Required work:
Report only how many lines of the entries below contain the string "true".

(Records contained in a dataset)

+++

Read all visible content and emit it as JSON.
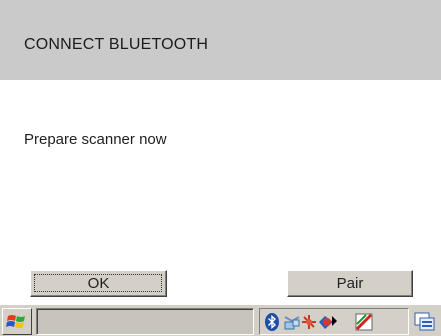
{
  "header": {
    "title": "CONNECT BLUETOOTH"
  },
  "message": "Prepare scanner now",
  "buttons": {
    "ok": "OK",
    "pair": "Pair"
  },
  "taskbar": {
    "start_icon": "windows-flag-icon",
    "tray_icons": [
      "bluetooth-icon",
      "network-icon",
      "connection-icon",
      "security-icon",
      "chevron-right-icon",
      "flag-icon"
    ],
    "sip_icon": "keyboard-icon"
  },
  "colors": {
    "header_bg": "#cacaca",
    "button_face": "#d4d0c8",
    "bluetooth_blue": "#1f4ea8"
  }
}
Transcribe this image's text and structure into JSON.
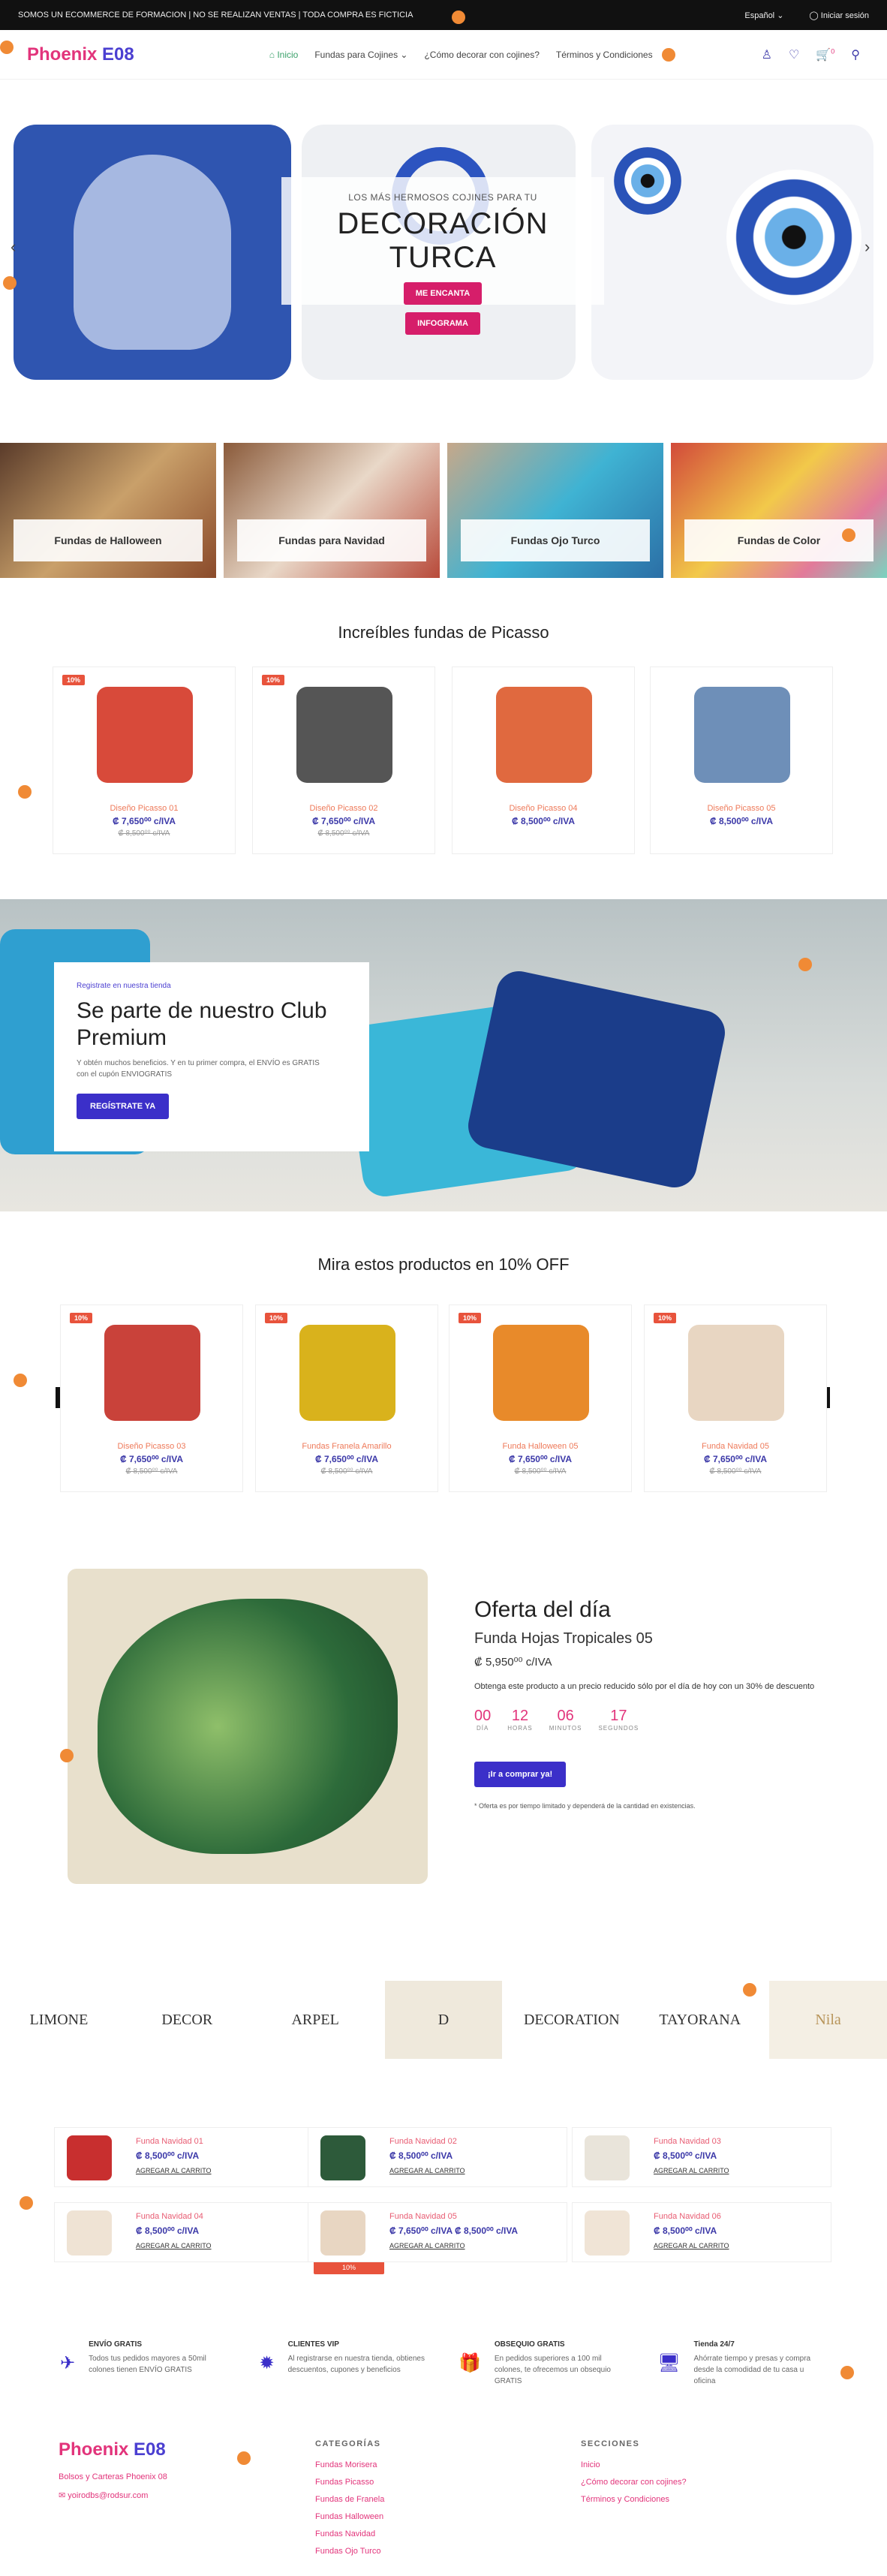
{
  "topbar": {
    "notice": "SOMOS UN ECOMMERCE DE FORMACION | NO SE REALIZAN VENTAS | TODA COMPRA ES FICTICIA",
    "language": "Español",
    "login": "Iniciar sesión"
  },
  "header": {
    "logo_main": "Phoenix ",
    "logo_accent": "E08",
    "nav": [
      "Inicio",
      "Fundas para Cojines",
      "¿Cómo decorar con cojines?",
      "Términos y Condiciones"
    ],
    "cart_count": "0"
  },
  "hero": {
    "subtitle": "LOS MÁS HERMOSOS COJINES PARA TU",
    "title": "DECORACIÓN TURCA",
    "btn1": "ME ENCANTA",
    "btn2": "INFOGRAMA"
  },
  "categories": [
    "Fundas de Halloween",
    "Fundas para Navidad",
    "Fundas Ojo Turco",
    "Fundas de Color"
  ],
  "picasso": {
    "title": "Increíbles fundas de Picasso",
    "products": [
      {
        "badge": "10%",
        "name": "Diseño Picasso 01",
        "price": "₡ 7,650⁰⁰ c/IVA",
        "old": "₡ 8,500⁰⁰ c/IVA",
        "color": "#d84a3a"
      },
      {
        "badge": "10%",
        "name": "Diseño Picasso 02",
        "price": "₡ 7,650⁰⁰ c/IVA",
        "old": "₡ 8,500⁰⁰ c/IVA",
        "color": "#555555"
      },
      {
        "badge": "",
        "name": "Diseño Picasso 04",
        "price": "₡ 8,500⁰⁰ c/IVA",
        "old": "",
        "color": "#e0693f"
      },
      {
        "badge": "",
        "name": "Diseño Picasso 05",
        "price": "₡ 8,500⁰⁰ c/IVA",
        "old": "",
        "color": "#6e8fb8"
      }
    ]
  },
  "club": {
    "kicker": "Registrate en nuestra tienda",
    "title": "Se parte de nuestro Club Premium",
    "text": "Y obtén muchos beneficios. Y en tu primer compra, el ENVÍO es GRATIS con el cupón ENVIOGRATIS",
    "button": "REGÍSTRATE YA"
  },
  "off": {
    "title": "Mira estos productos en 10% OFF",
    "products": [
      {
        "badge": "10%",
        "name": "Diseño Picasso 03",
        "price": "₡ 7,650⁰⁰ c/IVA",
        "old": "₡ 8,500⁰⁰ c/IVA",
        "color": "#c9423a"
      },
      {
        "badge": "10%",
        "name": "Fundas Franela Amarillo",
        "price": "₡ 7,650⁰⁰ c/IVA",
        "old": "₡ 8,500⁰⁰ c/IVA",
        "color": "#d9b21c"
      },
      {
        "badge": "10%",
        "name": "Funda Halloween 05",
        "price": "₡ 7,650⁰⁰ c/IVA",
        "old": "₡ 8,500⁰⁰ c/IVA",
        "color": "#e88a2a"
      },
      {
        "badge": "10%",
        "name": "Funda Navidad 05",
        "price": "₡ 7,650⁰⁰ c/IVA",
        "old": "₡ 8,500⁰⁰ c/IVA",
        "color": "#e8d6c2"
      }
    ]
  },
  "deal": {
    "heading": "Oferta del día",
    "product": "Funda Hojas Tropicales 05",
    "price": "₡ 5,950⁰⁰ c/IVA",
    "desc": "Obtenga este producto a un precio reducido sólo por el día de hoy con un 30% de descuento",
    "timer": [
      {
        "n": "00",
        "l": "DÍA"
      },
      {
        "n": "12",
        "l": "HORAS"
      },
      {
        "n": "06",
        "l": "MINUTOS"
      },
      {
        "n": "17",
        "l": "SEGUNDOS"
      }
    ],
    "button": "¡Ir a comprar ya!",
    "note": "* Oferta es por tiempo limitado y dependerá de la cantidad en existencias."
  },
  "brands": [
    "LIMONE",
    "DECOR",
    "ARPEL",
    "D",
    "DECORATION",
    "TAYORANA",
    "Nila"
  ],
  "mini_products": [
    {
      "name": "Funda Navidad 01",
      "price": "₡ 8,500⁰⁰ c/IVA",
      "action": "AGREGAR AL CARRITO",
      "color": "#c82f2f"
    },
    {
      "name": "Funda Navidad 02",
      "price": "₡ 8,500⁰⁰ c/IVA",
      "action": "AGREGAR AL CARRITO",
      "color": "#2d5a3a"
    },
    {
      "name": "Funda Navidad 03",
      "price": "₡ 8,500⁰⁰ c/IVA",
      "action": "AGREGAR AL CARRITO",
      "color": "#e9e4da"
    },
    {
      "name": "Funda Navidad 04",
      "price": "₡ 8,500⁰⁰ c/IVA",
      "action": "AGREGAR AL CARRITO",
      "color": "#efe3d4"
    },
    {
      "name": "Funda Navidad 05",
      "price": "₡ 7,650⁰⁰ c/IVA ₡ 8,500⁰⁰ c/IVA",
      "action": "AGREGAR AL CARRITO",
      "color": "#e8d6c2"
    },
    {
      "name": "Funda Navidad 06",
      "price": "₡ 8,500⁰⁰ c/IVA",
      "action": "AGREGAR AL CARRITO",
      "color": "#f0e4d6"
    }
  ],
  "mini_badge": "10%",
  "features": [
    {
      "icon": "✈",
      "title": "ENVÍO GRATIS",
      "desc": "Todos tus pedidos mayores a 50mil colones tienen ENVÍO GRATIS"
    },
    {
      "icon": "✹",
      "title": "CLIENTES VIP",
      "desc": "Al registrarse en nuestra tienda, obtienes descuentos, cupones y beneficios"
    },
    {
      "icon": "🎁",
      "title": "OBSEQUIO GRATIS",
      "desc": "En pedidos superiores a 100 mil colones, te ofrecemos un obsequio GRATIS"
    },
    {
      "icon": "🖥",
      "title": "Tienda 24/7",
      "desc": "Ahórrate tiempo y presas y compra desde la comodidad de tu casa u oficina"
    }
  ],
  "footer": {
    "about": "Bolsos y Carteras Phoenix 08",
    "email": "yoirodbs@rodsur.com",
    "categories_title": "CATEGORÍAS",
    "categories": [
      "Fundas Morisera",
      "Fundas Picasso",
      "Fundas de Franela",
      "Fundas Halloween",
      "Fundas Navidad",
      "Fundas Ojo Turco"
    ],
    "sections_title": "SECCIONES",
    "sections": [
      "Inicio",
      "¿Cómo decorar con cojines?",
      "Términos y Condiciones"
    ]
  }
}
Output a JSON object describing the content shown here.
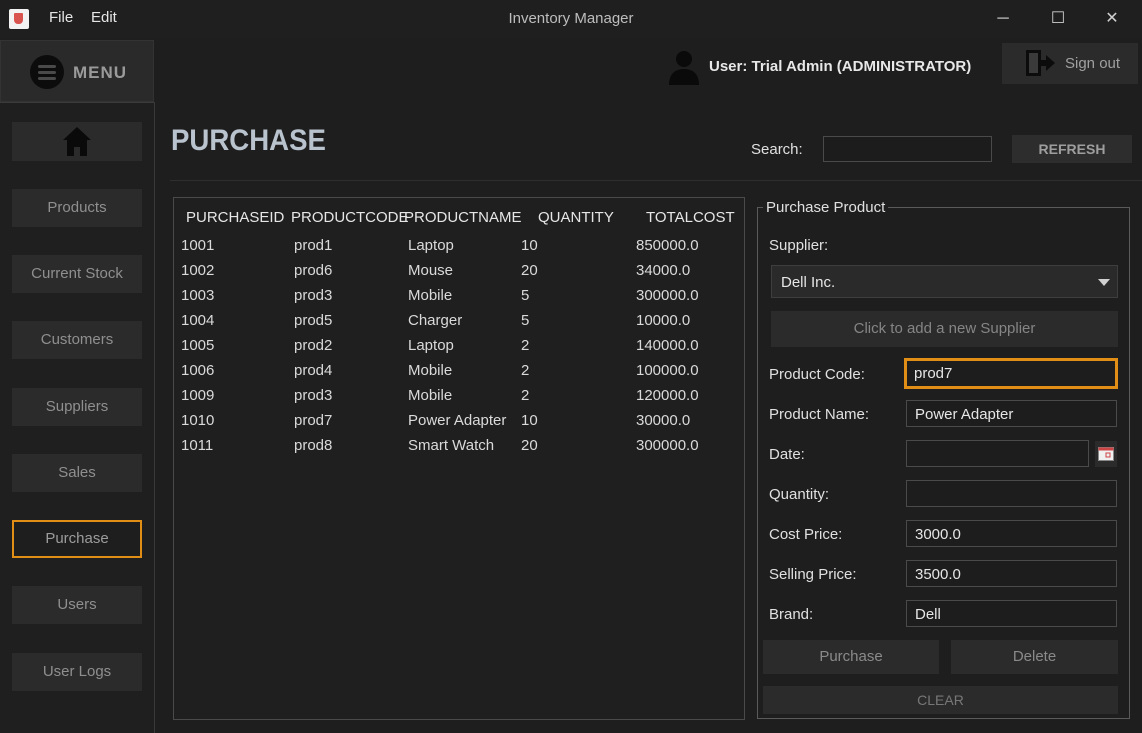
{
  "window": {
    "title": "Inventory Manager",
    "menus": [
      "File",
      "Edit"
    ],
    "controls": [
      "─",
      "☐",
      "✕"
    ]
  },
  "header": {
    "menu_label": "MENU",
    "user_label": "User: Trial Admin (ADMINISTRATOR)",
    "signout_label": "Sign out"
  },
  "sidebar": {
    "items": [
      {
        "label": "Products"
      },
      {
        "label": "Current Stock"
      },
      {
        "label": "Customers"
      },
      {
        "label": "Suppliers"
      },
      {
        "label": "Sales"
      },
      {
        "label": "Purchase",
        "active": true
      },
      {
        "label": "Users"
      },
      {
        "label": "User Logs"
      }
    ]
  },
  "main": {
    "title": "PURCHASE",
    "search_label": "Search:",
    "search_value": "",
    "refresh_label": "REFRESH",
    "table": {
      "columns": [
        "PURCHASEID",
        "PRODUCTCODE",
        "PRODUCTNAME",
        "QUANTITY",
        "TOTALCOST"
      ],
      "rows": [
        [
          "1001",
          "prod1",
          "Laptop",
          "10",
          "850000.0"
        ],
        [
          "1002",
          "prod6",
          "Mouse",
          "20",
          "34000.0"
        ],
        [
          "1003",
          "prod3",
          "Mobile",
          "5",
          "300000.0"
        ],
        [
          "1004",
          "prod5",
          "Charger",
          "5",
          "10000.0"
        ],
        [
          "1005",
          "prod2",
          "Laptop",
          "2",
          "140000.0"
        ],
        [
          "1006",
          "prod4",
          "Mobile",
          "2",
          "100000.0"
        ],
        [
          "1009",
          "prod3",
          "Mobile",
          "2",
          "120000.0"
        ],
        [
          "1010",
          "prod7",
          "Power Adapter",
          "10",
          "30000.0"
        ],
        [
          "1011",
          "prod8",
          "Smart Watch",
          "20",
          "300000.0"
        ]
      ]
    }
  },
  "panel": {
    "legend": "Purchase Product",
    "supplier_label": "Supplier:",
    "supplier_value": "Dell Inc.",
    "add_supplier_label": "Click to add a new Supplier",
    "product_code_label": "Product Code:",
    "product_code_value": "prod7",
    "product_name_label": "Product Name:",
    "product_name_value": "Power Adapter",
    "date_label": "Date:",
    "date_value": "",
    "quantity_label": "Quantity:",
    "quantity_value": "",
    "cost_price_label": "Cost Price:",
    "cost_price_value": "3000.0",
    "selling_price_label": "Selling Price:",
    "selling_price_value": "3500.0",
    "brand_label": "Brand:",
    "brand_value": "Dell",
    "purchase_label": "Purchase",
    "delete_label": "Delete",
    "clear_label": "CLEAR"
  },
  "colors": {
    "accent": "#e08e15",
    "background": "#1e1e1e",
    "button": "#2b2b2b"
  }
}
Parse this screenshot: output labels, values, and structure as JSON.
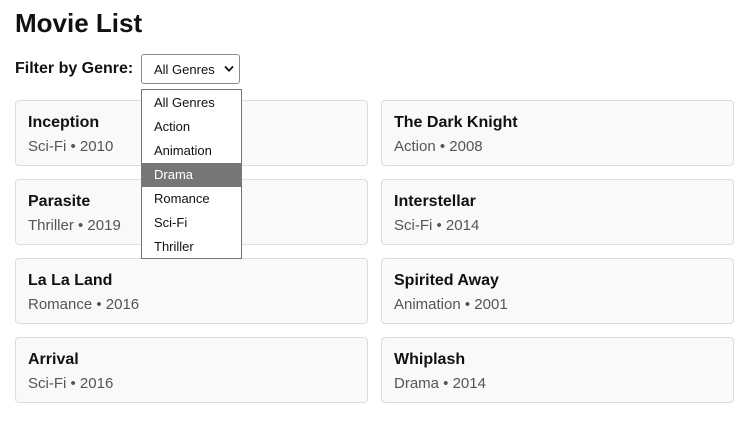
{
  "page": {
    "title": "Movie List"
  },
  "filter": {
    "label": "Filter by Genre:",
    "selected": "All Genres",
    "highlighted": "Drama",
    "options": [
      "All Genres",
      "Action",
      "Animation",
      "Drama",
      "Romance",
      "Sci-Fi",
      "Thriller"
    ]
  },
  "movies": [
    {
      "title": "Inception",
      "meta": "Sci-Fi • 2010"
    },
    {
      "title": "The Dark Knight",
      "meta": "Action • 2008"
    },
    {
      "title": "Parasite",
      "meta": "Thriller • 2019"
    },
    {
      "title": "Interstellar",
      "meta": "Sci-Fi • 2014"
    },
    {
      "title": "La La Land",
      "meta": "Romance • 2016"
    },
    {
      "title": "Spirited Away",
      "meta": "Animation • 2001"
    },
    {
      "title": "Arrival",
      "meta": "Sci-Fi • 2016"
    },
    {
      "title": "Whiplash",
      "meta": "Drama • 2014"
    }
  ],
  "colors": {
    "card_background": "#f9f9f9",
    "card_border": "#dddddd",
    "highlight": "#767676",
    "meta_text": "#555555"
  }
}
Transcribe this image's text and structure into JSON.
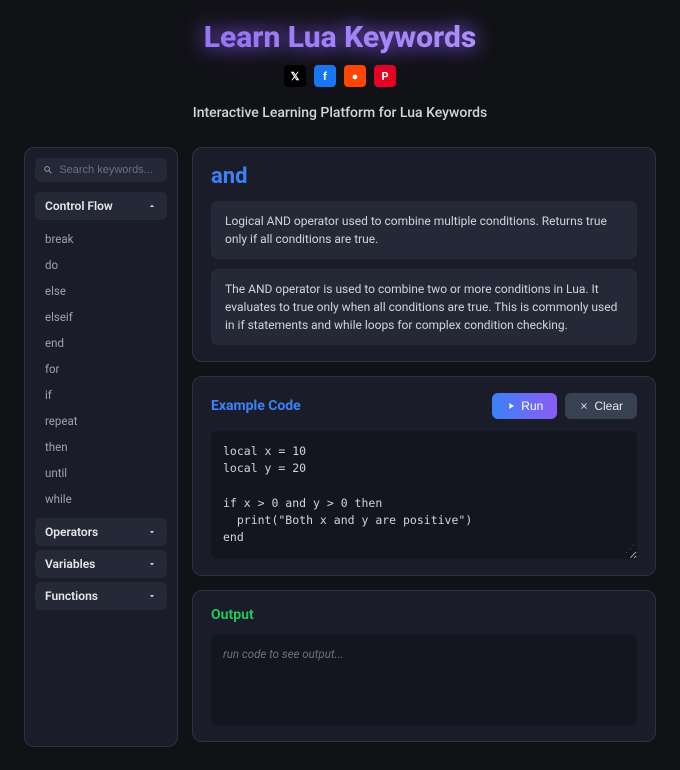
{
  "header": {
    "title": "Learn Lua Keywords",
    "subtitle": "Interactive Learning Platform for Lua Keywords"
  },
  "social": [
    {
      "name": "x",
      "label": "𝕏"
    },
    {
      "name": "facebook",
      "label": "f"
    },
    {
      "name": "reddit",
      "label": "●"
    },
    {
      "name": "pinterest",
      "label": "P"
    }
  ],
  "search": {
    "placeholder": "Search keywords..."
  },
  "categories": [
    {
      "name": "Control Flow",
      "expanded": true,
      "keywords": [
        "break",
        "do",
        "else",
        "elseif",
        "end",
        "for",
        "if",
        "repeat",
        "then",
        "until",
        "while"
      ]
    },
    {
      "name": "Operators",
      "expanded": false
    },
    {
      "name": "Variables",
      "expanded": false
    },
    {
      "name": "Functions",
      "expanded": false
    }
  ],
  "detail": {
    "keyword": "and",
    "short_desc": "Logical AND operator used to combine multiple conditions. Returns true only if all conditions are true.",
    "long_desc": "The AND operator is used to combine two or more conditions in Lua. It evaluates to true only when all conditions are true. This is commonly used in if statements and while loops for complex condition checking."
  },
  "example": {
    "title": "Example Code",
    "run_label": "Run",
    "clear_label": "Clear",
    "code": "local x = 10\nlocal y = 20\n\nif x > 0 and y > 0 then\n  print(\"Both x and y are positive\")\nend"
  },
  "output": {
    "title": "Output",
    "placeholder": "run code to see output..."
  }
}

+++

Task output:
4